Transcribe the entries exactly; images are not part of the copy.

------------------------

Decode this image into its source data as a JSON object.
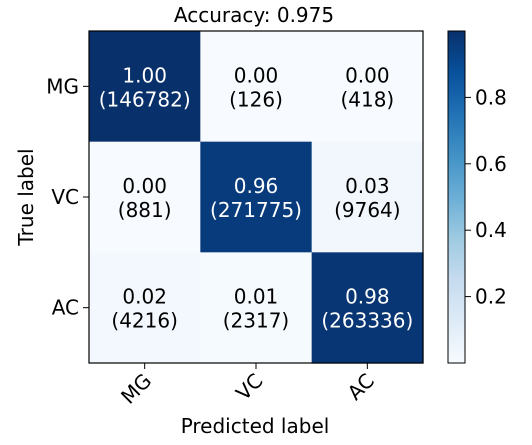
{
  "chart_data": {
    "type": "heatmap",
    "title": "Accuracy: 0.975",
    "xlabel": "Predicted label",
    "ylabel": "True label",
    "x_categories": [
      "MG",
      "VC",
      "AC"
    ],
    "y_categories": [
      "MG",
      "VC",
      "AC"
    ],
    "cells": [
      [
        {
          "value": "1.00",
          "count": "(146782)"
        },
        {
          "value": "0.00",
          "count": "(126)"
        },
        {
          "value": "0.00",
          "count": "(418)"
        }
      ],
      [
        {
          "value": "0.00",
          "count": "(881)"
        },
        {
          "value": "0.96",
          "count": "(271775)"
        },
        {
          "value": "0.03",
          "count": "(9764)"
        }
      ],
      [
        {
          "value": "0.02",
          "count": "(4216)"
        },
        {
          "value": "0.01",
          "count": "(2317)"
        },
        {
          "value": "0.98",
          "count": "(263336)"
        }
      ]
    ],
    "colormap": "Blues",
    "colorbar": {
      "range": [
        0,
        1
      ],
      "ticks": [
        "0.2",
        "0.4",
        "0.6",
        "0.8"
      ],
      "tick_values": [
        0.2,
        0.4,
        0.6,
        0.8
      ]
    },
    "colors": {
      "low": "#f7fbff",
      "high": "#08306b",
      "text_dark": "#000000",
      "text_light": "#ffffff"
    }
  }
}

------------------------

*Full response:*
Decode this image into its source data as a JSON object.
{
  "chart_data": {
    "type": "heatmap",
    "title": "Accuracy: 0.975",
    "xlabel": "Predicted label",
    "ylabel": "True label",
    "x_categories": [
      "MG",
      "VC",
      "AC"
    ],
    "y_categories": [
      "MG",
      "VC",
      "AC"
    ],
    "cells": [
      [
        {
          "value": "1.00",
          "count": "(146782)"
        },
        {
          "value": "0.00",
          "count": "(126)"
        },
        {
          "value": "0.00",
          "count": "(418)"
        }
      ],
      [
        {
          "value": "0.00",
          "count": "(881)"
        },
        {
          "value": "0.96",
          "count": "(271775)"
        },
        {
          "value": "0.03",
          "count": "(9764)"
        }
      ],
      [
        {
          "value": "0.02",
          "count": "(4216)"
        },
        {
          "value": "0.01",
          "count": "(2317)"
        },
        {
          "value": "0.98",
          "count": "(263336)"
        }
      ]
    ],
    "colormap": "Blues",
    "colorbar": {
      "range": [
        0,
        1
      ],
      "ticks": [
        "0.2",
        "0.4",
        "0.6",
        "0.8"
      ],
      "tick_values": [
        0.2,
        0.4,
        0.6,
        0.8
      ]
    },
    "colors": {
      "low": "#f7fbff",
      "high": "#08306b",
      "text_dark": "#000000",
      "text_light": "#ffffff"
    }
  }
}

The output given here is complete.